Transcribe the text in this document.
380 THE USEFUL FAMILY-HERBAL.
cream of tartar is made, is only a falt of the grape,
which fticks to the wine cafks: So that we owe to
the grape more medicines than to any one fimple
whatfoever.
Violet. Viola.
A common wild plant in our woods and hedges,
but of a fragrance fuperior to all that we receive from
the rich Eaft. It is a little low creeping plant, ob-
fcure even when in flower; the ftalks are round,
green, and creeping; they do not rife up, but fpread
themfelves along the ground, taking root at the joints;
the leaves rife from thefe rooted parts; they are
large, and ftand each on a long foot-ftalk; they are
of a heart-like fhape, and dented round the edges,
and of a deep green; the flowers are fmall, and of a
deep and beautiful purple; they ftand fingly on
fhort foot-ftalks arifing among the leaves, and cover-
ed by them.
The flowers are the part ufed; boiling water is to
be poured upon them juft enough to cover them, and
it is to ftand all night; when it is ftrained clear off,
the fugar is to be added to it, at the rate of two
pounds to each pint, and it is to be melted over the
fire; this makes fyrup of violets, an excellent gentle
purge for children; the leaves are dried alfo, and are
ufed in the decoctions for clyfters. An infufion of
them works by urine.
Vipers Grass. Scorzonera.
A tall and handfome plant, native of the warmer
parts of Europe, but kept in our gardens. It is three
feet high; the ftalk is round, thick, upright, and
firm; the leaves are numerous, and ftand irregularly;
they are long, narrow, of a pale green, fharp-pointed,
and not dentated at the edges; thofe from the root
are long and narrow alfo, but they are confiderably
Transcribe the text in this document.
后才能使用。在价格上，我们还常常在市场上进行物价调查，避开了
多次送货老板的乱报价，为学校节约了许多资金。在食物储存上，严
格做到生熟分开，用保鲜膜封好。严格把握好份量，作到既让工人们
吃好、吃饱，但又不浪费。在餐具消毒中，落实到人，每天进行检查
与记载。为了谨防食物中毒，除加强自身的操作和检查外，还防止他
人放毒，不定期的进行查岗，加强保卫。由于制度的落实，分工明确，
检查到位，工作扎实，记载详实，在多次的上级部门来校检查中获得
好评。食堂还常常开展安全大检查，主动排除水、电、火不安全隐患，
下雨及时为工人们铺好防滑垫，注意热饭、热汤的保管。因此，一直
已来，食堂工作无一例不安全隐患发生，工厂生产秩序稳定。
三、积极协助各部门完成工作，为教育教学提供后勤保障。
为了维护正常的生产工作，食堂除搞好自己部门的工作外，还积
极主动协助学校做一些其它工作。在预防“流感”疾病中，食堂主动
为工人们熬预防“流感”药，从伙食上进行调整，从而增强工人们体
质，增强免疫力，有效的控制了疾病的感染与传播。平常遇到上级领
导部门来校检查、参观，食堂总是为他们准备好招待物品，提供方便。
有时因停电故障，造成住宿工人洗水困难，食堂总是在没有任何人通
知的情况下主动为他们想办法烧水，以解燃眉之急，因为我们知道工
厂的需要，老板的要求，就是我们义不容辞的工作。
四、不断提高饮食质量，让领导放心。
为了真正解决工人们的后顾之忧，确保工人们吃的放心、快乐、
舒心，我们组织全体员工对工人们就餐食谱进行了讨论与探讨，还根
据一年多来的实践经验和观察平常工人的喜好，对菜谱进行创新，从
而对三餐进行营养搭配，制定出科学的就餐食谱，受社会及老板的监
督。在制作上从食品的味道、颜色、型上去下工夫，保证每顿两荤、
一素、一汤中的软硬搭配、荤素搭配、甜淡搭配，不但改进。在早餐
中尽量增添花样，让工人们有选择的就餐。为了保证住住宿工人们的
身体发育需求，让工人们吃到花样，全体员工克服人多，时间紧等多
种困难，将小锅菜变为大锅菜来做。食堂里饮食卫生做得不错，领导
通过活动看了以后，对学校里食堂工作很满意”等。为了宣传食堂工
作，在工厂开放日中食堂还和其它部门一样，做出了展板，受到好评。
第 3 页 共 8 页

★ ★ ★

What you have to do:
Lines containing "alfo" are to be counted. State the total and add nothing.

Solution for this problem:
2